[Dataset rows]
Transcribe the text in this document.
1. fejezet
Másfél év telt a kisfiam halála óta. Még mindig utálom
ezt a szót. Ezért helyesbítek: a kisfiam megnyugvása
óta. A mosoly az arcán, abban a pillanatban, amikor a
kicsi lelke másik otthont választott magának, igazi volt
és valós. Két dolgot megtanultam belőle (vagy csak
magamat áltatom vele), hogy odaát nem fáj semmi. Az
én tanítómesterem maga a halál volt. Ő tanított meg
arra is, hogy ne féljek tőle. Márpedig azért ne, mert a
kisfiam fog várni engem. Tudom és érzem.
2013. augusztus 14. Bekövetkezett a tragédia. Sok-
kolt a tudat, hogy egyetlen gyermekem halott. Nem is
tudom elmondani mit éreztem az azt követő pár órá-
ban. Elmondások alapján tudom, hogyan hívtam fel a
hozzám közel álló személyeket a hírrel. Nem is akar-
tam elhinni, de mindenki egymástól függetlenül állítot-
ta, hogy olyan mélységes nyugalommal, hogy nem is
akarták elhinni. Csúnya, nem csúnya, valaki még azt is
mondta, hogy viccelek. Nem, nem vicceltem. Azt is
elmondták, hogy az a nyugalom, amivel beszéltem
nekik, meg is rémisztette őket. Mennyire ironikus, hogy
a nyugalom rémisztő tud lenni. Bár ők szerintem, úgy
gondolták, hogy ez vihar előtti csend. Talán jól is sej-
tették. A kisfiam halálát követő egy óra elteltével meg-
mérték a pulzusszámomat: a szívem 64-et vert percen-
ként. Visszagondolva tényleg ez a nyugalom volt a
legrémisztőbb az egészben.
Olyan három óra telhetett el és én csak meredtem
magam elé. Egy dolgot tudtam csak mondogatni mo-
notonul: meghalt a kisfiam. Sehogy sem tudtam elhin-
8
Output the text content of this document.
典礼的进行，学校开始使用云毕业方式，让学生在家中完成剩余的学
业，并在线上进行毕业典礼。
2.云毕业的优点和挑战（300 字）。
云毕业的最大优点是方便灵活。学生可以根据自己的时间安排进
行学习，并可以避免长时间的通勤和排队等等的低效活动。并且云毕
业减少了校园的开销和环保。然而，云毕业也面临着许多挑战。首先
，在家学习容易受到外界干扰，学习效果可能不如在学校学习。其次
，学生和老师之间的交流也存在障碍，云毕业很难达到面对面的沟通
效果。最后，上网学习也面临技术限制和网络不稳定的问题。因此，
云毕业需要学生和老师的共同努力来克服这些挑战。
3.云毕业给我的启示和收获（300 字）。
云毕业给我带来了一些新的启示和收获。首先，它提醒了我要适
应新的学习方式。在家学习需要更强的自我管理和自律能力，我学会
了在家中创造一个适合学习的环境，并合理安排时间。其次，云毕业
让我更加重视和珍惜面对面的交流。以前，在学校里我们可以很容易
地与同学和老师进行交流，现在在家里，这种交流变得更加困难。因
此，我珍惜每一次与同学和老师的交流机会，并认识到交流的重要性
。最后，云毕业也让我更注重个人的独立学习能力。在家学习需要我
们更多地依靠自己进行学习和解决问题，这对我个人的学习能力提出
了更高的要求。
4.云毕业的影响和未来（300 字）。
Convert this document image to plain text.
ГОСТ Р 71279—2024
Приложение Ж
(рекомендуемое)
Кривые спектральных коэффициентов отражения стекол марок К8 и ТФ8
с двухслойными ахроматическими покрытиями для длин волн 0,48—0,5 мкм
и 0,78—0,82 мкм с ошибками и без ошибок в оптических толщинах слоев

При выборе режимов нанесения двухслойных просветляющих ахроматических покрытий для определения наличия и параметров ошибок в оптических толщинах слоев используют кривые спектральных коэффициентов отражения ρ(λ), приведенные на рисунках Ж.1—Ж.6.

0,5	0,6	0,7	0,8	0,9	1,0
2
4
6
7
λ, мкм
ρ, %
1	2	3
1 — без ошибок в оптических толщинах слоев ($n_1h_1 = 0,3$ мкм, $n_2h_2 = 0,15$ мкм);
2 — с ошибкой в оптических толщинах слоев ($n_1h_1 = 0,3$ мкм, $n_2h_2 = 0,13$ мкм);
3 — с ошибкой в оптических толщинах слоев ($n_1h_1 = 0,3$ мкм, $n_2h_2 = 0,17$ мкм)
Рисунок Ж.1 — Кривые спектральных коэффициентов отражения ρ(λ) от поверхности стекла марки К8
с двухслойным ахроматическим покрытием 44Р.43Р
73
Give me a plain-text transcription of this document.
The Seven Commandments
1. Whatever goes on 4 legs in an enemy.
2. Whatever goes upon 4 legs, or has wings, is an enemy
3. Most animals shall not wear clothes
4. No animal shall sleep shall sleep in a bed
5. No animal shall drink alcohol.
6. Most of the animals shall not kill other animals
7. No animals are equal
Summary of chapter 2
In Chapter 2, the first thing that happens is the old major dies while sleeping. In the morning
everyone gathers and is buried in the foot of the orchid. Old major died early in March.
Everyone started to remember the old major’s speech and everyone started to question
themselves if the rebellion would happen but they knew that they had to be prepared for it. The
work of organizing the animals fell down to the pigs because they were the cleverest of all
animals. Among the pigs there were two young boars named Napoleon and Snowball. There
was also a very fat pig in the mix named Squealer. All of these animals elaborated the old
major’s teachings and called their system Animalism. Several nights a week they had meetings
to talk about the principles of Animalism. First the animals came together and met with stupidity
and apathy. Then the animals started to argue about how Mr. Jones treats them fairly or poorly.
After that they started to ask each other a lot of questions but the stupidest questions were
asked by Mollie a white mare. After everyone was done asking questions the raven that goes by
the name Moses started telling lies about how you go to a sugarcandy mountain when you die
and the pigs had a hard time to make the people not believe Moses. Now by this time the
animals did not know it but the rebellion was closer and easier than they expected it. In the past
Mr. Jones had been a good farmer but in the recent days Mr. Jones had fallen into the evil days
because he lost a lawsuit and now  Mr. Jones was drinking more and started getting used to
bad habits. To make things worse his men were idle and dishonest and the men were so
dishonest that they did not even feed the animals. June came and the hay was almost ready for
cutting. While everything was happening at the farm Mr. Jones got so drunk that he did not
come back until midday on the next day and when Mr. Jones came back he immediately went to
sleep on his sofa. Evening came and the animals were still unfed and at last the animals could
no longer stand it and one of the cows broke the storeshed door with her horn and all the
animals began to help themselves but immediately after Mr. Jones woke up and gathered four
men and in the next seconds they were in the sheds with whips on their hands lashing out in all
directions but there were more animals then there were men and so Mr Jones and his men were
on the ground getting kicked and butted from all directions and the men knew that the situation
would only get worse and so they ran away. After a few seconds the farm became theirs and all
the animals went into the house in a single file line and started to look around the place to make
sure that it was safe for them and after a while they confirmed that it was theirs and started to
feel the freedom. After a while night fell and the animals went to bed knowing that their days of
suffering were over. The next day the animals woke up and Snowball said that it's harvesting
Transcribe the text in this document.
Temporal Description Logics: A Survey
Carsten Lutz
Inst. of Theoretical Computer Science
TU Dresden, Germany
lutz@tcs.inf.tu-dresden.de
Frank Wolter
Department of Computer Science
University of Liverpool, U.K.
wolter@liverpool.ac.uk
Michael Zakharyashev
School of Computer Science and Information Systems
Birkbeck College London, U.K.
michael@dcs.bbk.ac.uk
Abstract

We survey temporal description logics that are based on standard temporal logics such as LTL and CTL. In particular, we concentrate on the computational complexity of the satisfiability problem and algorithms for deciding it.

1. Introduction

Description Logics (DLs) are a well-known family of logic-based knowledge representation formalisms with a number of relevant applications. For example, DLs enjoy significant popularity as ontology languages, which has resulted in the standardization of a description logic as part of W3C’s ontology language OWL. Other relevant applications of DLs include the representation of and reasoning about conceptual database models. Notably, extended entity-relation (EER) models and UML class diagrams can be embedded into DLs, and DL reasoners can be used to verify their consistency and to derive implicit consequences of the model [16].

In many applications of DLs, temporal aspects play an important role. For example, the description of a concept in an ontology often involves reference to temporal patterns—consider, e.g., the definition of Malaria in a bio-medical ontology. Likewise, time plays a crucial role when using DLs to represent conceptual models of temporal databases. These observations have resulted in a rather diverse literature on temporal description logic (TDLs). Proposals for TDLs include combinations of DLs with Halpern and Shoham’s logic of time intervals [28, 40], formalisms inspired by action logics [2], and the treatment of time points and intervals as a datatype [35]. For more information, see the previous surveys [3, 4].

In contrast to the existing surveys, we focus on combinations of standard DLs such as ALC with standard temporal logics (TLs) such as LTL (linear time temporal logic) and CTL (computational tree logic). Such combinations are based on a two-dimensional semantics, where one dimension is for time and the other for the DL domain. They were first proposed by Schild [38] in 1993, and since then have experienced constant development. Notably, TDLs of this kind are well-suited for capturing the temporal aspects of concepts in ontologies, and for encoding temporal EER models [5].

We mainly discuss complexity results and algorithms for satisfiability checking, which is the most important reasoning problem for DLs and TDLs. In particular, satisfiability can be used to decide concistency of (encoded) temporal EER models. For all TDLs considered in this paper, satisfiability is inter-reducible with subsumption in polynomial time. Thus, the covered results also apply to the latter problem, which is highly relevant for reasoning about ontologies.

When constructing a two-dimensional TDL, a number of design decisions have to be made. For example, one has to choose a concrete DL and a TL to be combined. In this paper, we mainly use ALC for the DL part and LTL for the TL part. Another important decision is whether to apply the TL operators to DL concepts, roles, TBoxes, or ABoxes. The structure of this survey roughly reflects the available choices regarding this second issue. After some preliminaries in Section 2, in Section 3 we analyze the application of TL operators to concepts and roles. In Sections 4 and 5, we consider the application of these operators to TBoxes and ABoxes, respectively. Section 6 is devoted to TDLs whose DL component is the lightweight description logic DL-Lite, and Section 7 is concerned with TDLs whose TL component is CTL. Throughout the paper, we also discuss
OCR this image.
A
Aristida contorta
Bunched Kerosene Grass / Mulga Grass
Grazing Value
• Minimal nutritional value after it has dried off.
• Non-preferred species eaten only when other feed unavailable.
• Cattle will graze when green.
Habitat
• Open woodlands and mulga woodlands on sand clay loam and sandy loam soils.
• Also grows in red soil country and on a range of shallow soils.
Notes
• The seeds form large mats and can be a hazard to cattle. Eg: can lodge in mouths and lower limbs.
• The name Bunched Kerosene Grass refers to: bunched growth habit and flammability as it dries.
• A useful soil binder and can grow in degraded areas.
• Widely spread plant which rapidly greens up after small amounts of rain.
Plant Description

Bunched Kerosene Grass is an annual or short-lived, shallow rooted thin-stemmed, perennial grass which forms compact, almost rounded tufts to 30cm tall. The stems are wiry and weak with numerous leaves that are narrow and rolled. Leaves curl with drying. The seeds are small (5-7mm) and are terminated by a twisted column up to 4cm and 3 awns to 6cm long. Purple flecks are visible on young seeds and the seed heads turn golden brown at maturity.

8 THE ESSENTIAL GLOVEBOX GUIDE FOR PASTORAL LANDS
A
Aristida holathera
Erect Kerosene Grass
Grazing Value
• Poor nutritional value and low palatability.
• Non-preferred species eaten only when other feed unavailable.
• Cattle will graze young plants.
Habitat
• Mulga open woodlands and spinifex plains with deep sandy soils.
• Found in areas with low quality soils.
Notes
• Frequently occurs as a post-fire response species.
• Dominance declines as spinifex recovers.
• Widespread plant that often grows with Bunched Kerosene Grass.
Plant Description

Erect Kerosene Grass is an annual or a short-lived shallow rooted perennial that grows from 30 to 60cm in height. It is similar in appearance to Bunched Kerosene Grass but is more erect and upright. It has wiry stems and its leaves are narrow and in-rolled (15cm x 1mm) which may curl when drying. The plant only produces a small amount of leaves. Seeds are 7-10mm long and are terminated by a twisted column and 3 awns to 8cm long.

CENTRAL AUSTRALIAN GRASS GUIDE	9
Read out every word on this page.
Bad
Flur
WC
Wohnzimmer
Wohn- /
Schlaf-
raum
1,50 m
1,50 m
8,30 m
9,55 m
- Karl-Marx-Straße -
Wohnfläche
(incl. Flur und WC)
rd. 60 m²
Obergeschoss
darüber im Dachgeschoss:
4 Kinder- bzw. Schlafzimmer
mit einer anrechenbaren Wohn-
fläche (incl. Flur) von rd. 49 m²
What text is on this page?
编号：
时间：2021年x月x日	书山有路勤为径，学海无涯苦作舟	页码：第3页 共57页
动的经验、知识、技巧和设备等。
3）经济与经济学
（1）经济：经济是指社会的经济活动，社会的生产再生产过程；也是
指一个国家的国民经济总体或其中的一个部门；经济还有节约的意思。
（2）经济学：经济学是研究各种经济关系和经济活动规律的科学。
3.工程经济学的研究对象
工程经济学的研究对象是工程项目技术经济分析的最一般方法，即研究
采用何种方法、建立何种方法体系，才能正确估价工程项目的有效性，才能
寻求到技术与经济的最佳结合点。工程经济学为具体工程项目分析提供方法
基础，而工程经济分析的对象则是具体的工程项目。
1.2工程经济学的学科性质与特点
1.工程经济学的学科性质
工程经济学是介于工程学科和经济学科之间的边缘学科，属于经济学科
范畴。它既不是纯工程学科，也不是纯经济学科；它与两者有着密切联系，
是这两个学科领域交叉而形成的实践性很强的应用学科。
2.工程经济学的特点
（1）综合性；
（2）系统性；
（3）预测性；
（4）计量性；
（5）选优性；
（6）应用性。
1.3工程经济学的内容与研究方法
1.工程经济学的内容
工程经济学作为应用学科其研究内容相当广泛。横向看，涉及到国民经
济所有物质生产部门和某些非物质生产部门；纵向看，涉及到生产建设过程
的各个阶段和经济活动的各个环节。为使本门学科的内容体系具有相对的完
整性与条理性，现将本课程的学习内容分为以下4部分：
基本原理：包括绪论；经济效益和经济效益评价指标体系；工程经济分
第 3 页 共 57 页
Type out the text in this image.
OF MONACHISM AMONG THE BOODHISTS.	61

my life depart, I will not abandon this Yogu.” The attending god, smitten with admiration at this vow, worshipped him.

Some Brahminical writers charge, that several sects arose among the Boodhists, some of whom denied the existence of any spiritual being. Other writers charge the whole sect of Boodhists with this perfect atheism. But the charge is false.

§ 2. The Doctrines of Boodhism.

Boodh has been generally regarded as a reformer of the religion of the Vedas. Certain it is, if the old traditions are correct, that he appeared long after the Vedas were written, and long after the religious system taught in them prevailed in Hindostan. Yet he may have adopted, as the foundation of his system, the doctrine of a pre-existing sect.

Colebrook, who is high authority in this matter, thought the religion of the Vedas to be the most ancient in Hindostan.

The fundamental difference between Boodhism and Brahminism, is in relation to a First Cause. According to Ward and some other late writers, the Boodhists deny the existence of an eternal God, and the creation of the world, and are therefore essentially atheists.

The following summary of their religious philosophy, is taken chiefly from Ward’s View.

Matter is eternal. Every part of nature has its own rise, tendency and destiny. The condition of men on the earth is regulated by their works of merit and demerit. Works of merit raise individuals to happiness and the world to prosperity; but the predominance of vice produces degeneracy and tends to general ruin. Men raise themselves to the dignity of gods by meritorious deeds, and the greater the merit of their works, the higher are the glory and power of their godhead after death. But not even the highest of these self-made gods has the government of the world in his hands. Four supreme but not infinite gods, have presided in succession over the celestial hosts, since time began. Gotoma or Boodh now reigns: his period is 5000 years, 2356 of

## Do this
Which lines hold the string "religion"? List them all.

## The answer
Boodh has been generally regarded as a reformer of the religion of the Vedas. Certain it is, if the old traditions are correct, that he appeared long after the Vedas were written, and long after the religious system taught in them prevailed in Hindostan. Yet he may have adopted, as the foundation of his system, the doctrine of a pre-existing sect.
Colebrook, who is high authority in this matter, thought the religion of the Vedas to be the most ancient in Hindostan.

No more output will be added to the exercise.